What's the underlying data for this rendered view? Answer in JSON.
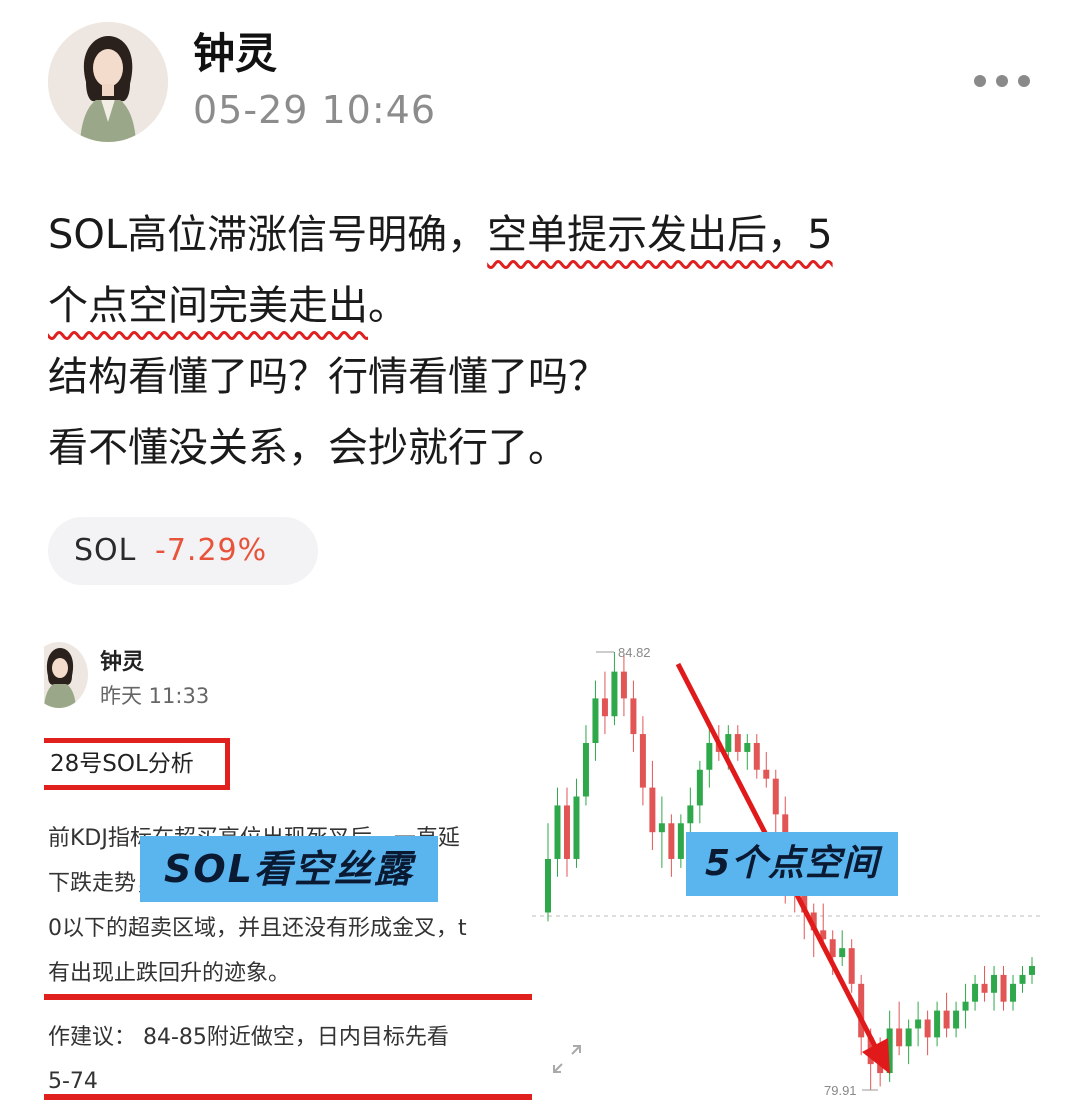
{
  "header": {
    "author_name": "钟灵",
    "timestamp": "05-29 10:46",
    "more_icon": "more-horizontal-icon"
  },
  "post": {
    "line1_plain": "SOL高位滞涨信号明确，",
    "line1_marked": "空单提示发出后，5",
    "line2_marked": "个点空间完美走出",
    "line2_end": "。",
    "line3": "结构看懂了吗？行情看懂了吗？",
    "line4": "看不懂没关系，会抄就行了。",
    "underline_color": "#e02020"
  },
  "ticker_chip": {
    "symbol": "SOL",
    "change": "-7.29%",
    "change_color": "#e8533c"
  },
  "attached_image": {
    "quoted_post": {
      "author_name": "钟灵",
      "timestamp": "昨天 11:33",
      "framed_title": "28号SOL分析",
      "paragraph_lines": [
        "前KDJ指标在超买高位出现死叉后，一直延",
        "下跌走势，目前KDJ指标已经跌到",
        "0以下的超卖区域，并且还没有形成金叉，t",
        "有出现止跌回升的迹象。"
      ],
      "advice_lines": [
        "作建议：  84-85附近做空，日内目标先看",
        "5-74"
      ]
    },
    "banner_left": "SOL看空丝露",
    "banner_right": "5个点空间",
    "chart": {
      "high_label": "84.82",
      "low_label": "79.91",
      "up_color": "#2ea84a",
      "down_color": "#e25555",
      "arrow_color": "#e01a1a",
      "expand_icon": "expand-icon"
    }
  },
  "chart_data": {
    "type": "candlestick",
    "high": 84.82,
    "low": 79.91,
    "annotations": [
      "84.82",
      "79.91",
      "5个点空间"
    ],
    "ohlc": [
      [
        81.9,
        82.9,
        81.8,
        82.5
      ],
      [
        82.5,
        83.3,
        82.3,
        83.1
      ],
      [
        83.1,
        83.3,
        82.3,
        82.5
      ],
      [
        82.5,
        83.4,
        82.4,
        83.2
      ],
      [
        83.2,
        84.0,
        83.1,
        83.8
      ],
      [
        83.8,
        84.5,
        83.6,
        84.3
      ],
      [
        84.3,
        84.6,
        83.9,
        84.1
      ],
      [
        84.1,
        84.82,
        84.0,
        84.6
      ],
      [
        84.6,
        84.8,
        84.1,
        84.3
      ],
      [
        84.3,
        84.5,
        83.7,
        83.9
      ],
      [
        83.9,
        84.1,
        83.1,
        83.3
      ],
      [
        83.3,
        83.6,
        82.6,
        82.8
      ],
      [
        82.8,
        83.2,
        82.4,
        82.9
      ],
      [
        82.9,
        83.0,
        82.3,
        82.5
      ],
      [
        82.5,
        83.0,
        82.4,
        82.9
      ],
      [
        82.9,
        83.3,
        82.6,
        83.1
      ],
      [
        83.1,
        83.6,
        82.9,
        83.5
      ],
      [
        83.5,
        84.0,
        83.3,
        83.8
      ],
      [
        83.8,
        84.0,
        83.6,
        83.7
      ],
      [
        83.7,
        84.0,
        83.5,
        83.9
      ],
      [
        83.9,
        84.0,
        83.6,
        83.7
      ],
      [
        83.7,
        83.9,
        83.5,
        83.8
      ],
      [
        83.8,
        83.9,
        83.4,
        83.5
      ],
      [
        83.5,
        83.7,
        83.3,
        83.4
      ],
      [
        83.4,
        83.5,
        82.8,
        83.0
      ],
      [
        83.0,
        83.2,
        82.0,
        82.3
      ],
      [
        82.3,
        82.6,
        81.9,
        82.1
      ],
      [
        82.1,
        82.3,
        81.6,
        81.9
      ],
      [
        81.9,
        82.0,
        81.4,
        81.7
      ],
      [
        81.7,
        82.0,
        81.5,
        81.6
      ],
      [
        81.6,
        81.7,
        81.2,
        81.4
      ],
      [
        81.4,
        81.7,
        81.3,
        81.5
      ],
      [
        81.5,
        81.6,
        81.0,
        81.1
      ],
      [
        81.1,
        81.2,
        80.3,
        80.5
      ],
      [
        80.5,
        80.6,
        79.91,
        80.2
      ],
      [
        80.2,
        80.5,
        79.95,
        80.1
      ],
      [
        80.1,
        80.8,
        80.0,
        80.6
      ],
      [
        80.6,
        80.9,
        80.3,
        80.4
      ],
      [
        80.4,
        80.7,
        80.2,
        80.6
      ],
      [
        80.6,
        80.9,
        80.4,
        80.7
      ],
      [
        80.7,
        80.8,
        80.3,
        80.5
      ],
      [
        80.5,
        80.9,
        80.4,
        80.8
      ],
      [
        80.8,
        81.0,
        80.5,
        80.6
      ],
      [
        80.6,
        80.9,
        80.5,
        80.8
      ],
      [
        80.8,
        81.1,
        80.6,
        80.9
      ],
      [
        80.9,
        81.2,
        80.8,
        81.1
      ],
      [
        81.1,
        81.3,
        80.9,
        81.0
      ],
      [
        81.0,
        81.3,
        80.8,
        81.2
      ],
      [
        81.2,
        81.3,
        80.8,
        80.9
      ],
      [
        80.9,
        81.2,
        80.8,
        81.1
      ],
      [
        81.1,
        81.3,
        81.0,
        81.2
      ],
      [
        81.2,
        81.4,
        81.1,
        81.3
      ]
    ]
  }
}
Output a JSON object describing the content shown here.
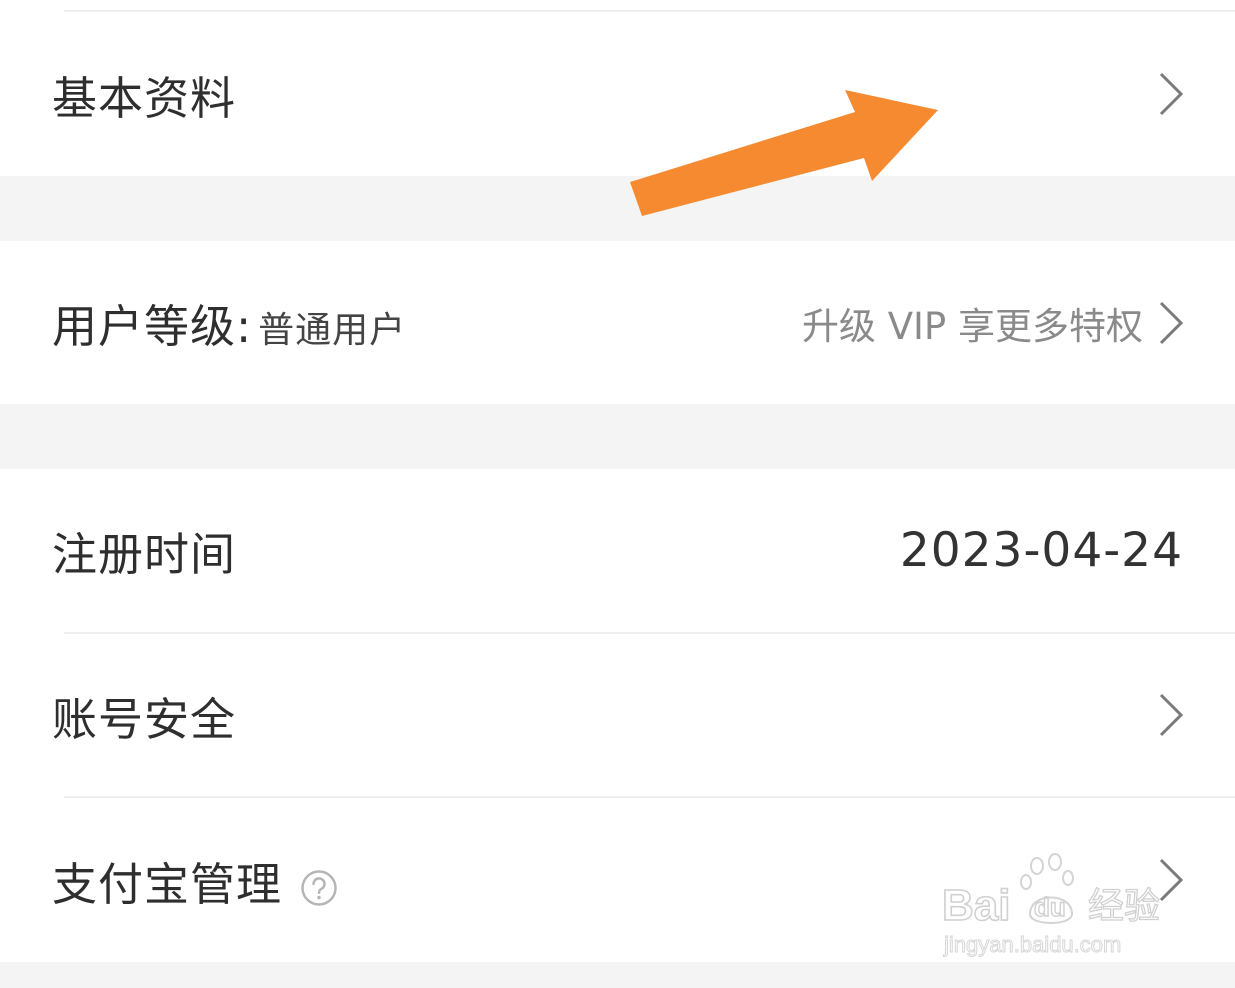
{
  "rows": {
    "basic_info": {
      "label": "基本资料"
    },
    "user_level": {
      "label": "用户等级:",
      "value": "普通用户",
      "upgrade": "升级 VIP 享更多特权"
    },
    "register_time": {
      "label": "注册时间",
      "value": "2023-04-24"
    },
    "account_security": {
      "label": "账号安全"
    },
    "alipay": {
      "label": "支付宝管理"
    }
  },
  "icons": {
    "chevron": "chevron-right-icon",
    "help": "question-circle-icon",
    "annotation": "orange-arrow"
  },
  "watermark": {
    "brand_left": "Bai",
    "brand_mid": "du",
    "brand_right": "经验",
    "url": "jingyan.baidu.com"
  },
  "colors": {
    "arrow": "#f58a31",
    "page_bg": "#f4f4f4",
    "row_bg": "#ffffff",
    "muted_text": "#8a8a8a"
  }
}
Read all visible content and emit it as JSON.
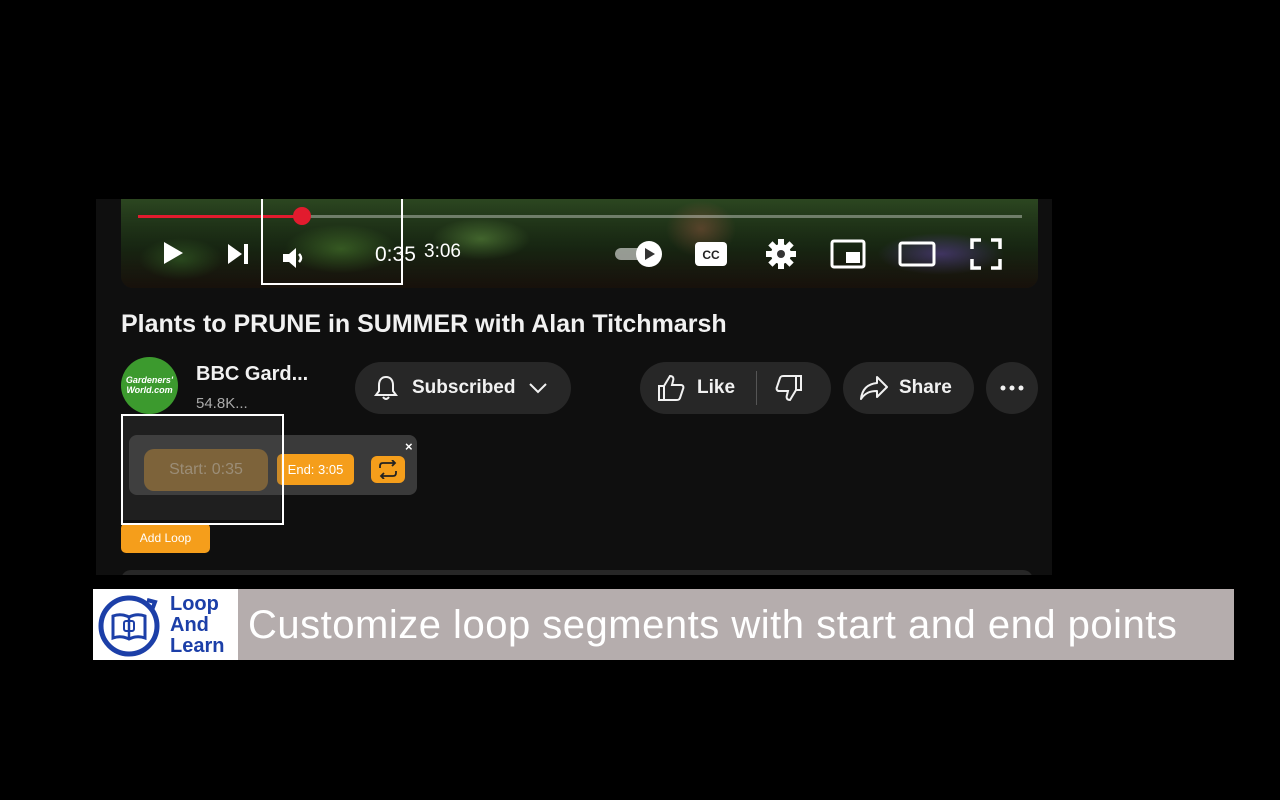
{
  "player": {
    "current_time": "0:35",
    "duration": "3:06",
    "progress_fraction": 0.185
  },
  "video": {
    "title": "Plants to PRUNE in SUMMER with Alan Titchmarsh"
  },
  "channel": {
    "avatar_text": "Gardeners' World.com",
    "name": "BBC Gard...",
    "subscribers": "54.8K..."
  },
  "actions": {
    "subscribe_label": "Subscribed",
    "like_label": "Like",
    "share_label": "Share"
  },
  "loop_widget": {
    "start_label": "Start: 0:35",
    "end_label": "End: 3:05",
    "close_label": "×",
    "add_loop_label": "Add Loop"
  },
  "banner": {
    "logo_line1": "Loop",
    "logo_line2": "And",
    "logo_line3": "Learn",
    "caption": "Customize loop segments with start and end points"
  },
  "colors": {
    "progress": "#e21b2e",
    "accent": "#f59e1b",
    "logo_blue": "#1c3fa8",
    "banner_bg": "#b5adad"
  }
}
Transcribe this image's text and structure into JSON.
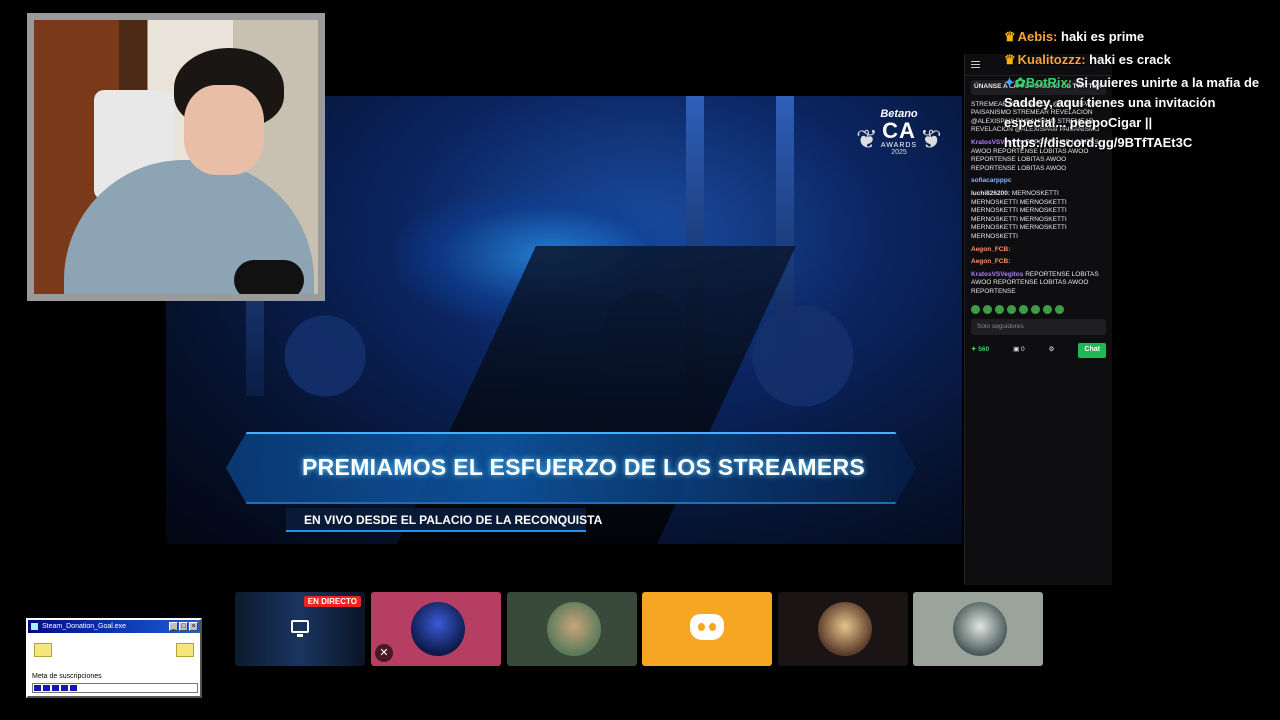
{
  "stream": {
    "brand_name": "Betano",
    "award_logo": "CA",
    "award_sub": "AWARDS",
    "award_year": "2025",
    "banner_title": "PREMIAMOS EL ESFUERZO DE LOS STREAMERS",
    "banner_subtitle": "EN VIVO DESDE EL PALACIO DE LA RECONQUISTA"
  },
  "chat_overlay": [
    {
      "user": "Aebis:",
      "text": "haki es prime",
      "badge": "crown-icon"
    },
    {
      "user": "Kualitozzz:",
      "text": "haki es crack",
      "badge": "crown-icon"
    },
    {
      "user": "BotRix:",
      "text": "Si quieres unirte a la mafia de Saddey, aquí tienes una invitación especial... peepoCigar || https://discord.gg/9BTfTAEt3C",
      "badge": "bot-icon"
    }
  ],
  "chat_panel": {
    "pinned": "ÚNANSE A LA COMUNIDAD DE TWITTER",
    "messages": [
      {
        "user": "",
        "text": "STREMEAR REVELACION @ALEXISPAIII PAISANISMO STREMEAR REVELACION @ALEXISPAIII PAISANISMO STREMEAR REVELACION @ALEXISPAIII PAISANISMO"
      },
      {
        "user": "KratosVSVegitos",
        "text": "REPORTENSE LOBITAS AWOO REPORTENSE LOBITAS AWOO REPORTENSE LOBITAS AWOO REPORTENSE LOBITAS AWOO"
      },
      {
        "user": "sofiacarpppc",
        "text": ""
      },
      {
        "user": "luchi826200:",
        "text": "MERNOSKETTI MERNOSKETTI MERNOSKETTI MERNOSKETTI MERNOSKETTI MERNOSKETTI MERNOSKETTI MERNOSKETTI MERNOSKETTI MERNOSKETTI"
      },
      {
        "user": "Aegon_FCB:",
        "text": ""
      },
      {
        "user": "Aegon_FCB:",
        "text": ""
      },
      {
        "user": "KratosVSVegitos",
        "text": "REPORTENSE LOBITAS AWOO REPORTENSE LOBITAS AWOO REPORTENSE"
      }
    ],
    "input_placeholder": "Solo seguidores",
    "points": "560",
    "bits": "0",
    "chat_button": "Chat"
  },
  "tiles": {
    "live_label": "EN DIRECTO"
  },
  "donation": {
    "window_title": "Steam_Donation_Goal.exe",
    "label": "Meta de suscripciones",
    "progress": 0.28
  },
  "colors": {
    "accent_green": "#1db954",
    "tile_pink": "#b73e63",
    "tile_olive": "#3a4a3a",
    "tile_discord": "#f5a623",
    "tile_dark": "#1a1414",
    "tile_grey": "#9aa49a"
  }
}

────────────────────

● **Objective**: Gather every line containing the word "haki" and copy it.

● **Response to the exercise**:
      "text": "haki es prime",
      "text": "haki es crack",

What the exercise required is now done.